Entries shown
◇ ◇ ◇ ◇ ◇
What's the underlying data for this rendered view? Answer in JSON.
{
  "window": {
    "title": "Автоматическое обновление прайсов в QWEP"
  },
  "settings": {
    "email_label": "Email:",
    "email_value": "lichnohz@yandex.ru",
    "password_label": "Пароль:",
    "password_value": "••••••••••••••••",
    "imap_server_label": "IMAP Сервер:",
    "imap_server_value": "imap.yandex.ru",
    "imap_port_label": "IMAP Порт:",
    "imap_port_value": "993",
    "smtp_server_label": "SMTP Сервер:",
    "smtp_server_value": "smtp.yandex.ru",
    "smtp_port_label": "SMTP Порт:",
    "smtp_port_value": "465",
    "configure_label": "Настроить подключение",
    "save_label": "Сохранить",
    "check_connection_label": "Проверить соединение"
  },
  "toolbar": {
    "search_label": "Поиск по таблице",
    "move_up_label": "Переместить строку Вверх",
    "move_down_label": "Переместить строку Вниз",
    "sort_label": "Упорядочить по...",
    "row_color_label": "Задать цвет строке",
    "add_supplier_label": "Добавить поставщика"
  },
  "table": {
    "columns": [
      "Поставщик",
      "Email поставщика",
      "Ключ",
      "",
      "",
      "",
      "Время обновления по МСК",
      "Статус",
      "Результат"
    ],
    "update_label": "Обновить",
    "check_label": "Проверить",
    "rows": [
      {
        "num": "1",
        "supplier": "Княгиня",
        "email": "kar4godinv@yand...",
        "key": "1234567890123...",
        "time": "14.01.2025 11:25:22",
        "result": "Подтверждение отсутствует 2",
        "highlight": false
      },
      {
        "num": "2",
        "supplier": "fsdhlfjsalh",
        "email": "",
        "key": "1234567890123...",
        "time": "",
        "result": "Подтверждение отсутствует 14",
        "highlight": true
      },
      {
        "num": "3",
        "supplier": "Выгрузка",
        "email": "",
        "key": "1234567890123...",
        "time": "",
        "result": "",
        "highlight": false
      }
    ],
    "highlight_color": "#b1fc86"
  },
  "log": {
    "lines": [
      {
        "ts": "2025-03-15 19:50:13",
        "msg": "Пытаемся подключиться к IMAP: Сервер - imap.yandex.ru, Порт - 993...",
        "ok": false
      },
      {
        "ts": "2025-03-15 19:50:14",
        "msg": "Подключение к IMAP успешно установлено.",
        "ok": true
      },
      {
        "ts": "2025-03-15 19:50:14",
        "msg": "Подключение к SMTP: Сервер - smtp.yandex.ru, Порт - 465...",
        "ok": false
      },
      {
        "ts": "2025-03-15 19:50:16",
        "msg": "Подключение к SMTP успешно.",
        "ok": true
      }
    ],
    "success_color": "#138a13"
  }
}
◇ ◇ ◇ ◇ ◇
Written exercise
Search the lines for "строку". Copy each line that has it.

Solution to this problem
    "move_up_label": "Переместить строку Вверх",
    "move_down_label": "Переместить строку Вниз",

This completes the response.